GOAL:
What is the number of lines in the entries below that include the word "Torpedo"? Provide the number only.
%%
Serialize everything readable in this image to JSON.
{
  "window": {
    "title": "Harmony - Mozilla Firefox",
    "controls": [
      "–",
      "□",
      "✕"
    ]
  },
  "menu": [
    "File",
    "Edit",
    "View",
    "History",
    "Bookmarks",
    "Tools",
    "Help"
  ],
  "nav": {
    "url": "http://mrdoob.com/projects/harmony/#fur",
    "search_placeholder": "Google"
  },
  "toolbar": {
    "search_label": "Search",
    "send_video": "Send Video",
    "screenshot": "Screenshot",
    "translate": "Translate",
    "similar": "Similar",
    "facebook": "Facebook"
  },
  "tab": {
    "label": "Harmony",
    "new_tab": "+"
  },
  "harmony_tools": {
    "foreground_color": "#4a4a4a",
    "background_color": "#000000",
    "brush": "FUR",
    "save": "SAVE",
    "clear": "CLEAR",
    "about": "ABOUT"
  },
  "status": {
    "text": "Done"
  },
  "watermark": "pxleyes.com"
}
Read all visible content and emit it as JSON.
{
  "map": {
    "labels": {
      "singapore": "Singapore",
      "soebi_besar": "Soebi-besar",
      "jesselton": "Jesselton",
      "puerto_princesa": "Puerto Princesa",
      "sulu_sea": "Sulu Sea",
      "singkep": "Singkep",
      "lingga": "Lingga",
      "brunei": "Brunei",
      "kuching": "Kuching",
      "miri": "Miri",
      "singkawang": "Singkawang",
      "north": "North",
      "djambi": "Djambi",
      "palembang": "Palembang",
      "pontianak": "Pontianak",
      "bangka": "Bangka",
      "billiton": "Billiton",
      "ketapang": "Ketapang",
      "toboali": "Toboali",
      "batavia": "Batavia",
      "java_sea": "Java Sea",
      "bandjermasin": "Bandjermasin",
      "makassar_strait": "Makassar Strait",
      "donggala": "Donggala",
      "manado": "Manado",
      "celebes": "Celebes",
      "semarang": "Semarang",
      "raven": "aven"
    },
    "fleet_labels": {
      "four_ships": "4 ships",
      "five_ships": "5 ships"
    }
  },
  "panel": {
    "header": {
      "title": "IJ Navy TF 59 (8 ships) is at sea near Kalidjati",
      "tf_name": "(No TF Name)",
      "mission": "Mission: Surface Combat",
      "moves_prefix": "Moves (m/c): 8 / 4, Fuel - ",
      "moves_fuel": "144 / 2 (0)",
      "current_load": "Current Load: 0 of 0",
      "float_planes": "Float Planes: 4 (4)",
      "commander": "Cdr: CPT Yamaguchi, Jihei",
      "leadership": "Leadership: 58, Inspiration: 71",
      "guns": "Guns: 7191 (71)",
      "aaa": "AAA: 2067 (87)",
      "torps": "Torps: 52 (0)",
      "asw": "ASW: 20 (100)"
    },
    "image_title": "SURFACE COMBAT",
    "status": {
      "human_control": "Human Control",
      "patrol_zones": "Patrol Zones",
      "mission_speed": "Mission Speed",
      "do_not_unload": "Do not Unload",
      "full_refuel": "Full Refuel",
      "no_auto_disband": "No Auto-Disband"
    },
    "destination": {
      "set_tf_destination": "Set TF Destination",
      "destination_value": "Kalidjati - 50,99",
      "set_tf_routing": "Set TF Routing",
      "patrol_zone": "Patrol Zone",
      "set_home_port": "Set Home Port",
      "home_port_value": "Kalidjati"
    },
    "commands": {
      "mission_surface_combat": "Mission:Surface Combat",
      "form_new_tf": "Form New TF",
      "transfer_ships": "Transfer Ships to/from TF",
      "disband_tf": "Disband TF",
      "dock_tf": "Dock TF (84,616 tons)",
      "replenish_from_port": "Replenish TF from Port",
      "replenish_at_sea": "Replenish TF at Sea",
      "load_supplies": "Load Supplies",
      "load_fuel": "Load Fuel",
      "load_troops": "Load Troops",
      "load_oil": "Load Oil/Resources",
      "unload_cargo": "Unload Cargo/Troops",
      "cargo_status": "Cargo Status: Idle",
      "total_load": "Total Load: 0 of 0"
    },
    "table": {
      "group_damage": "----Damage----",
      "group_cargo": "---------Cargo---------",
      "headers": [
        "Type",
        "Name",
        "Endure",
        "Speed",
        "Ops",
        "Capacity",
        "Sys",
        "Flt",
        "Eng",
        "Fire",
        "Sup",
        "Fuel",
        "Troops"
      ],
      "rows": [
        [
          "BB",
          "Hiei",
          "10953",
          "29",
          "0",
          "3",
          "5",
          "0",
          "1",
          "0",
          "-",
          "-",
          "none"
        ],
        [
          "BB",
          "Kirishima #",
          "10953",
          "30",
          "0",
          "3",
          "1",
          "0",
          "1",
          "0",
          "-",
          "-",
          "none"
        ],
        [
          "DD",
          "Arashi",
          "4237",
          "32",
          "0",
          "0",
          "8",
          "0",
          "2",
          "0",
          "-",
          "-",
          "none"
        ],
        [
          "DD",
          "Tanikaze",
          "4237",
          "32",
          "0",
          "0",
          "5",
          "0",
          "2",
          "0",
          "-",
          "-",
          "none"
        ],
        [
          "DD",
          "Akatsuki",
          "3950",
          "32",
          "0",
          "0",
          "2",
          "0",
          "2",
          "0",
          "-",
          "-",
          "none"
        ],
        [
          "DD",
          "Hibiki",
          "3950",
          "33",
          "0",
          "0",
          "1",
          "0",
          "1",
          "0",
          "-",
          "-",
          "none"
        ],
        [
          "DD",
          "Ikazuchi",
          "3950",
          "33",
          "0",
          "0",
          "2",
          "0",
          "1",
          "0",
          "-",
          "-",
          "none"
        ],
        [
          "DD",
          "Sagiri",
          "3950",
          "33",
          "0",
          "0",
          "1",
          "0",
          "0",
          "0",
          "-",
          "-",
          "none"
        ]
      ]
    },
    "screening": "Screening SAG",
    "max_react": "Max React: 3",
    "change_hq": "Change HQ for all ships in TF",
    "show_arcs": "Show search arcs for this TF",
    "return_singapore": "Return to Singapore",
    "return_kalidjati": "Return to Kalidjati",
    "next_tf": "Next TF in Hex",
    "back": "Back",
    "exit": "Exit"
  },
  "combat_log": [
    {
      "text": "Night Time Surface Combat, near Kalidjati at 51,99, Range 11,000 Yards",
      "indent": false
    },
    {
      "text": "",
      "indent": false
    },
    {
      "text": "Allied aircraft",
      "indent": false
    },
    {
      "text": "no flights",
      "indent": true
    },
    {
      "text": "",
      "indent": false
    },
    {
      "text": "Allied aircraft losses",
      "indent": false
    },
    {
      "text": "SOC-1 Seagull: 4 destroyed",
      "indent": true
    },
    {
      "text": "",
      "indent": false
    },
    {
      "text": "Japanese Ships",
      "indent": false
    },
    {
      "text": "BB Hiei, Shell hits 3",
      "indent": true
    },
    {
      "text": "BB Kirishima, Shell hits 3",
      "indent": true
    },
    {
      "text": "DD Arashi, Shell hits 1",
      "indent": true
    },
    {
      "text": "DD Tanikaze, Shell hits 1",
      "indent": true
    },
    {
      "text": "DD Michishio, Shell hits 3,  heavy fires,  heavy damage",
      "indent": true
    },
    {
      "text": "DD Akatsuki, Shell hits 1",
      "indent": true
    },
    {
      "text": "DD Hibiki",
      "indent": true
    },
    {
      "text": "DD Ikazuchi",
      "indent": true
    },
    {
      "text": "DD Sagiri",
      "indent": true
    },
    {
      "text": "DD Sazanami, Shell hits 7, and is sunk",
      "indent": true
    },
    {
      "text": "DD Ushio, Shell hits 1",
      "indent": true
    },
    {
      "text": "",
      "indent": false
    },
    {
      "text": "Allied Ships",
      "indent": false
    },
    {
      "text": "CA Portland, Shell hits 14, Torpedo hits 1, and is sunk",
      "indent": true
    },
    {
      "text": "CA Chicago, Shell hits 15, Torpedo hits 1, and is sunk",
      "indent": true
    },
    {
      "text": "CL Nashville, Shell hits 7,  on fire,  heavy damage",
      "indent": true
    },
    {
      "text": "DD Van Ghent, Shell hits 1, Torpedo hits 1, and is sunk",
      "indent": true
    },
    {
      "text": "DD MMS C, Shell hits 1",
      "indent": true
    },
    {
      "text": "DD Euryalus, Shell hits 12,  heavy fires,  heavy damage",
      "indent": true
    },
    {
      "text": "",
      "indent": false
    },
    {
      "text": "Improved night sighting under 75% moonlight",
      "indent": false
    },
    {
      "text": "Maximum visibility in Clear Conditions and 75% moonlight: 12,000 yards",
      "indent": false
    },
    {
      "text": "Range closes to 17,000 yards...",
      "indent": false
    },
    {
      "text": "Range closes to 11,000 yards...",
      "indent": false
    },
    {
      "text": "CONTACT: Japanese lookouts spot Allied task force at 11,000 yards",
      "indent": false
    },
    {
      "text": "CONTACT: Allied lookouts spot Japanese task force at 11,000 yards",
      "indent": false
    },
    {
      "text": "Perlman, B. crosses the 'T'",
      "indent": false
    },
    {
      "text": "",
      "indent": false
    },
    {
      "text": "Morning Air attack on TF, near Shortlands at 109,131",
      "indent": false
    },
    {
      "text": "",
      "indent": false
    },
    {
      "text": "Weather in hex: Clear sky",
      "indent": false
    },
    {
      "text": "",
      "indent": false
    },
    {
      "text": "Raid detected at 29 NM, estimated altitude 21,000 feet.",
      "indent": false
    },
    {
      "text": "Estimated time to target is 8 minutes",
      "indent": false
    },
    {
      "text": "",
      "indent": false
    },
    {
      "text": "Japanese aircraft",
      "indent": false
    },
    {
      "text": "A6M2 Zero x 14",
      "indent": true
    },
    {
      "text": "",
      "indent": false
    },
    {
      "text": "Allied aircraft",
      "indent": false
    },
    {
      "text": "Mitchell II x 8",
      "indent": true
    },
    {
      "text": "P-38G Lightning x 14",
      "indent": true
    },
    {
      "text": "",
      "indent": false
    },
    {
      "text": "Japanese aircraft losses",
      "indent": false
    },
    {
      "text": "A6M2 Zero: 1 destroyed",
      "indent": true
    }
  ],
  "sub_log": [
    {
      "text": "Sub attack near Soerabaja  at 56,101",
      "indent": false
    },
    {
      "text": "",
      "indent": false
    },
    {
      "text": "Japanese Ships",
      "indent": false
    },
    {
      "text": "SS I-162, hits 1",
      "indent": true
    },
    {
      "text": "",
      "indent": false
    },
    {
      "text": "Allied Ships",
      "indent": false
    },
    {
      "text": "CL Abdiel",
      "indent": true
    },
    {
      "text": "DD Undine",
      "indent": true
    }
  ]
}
%%
EXERCISE SOLUTION:
3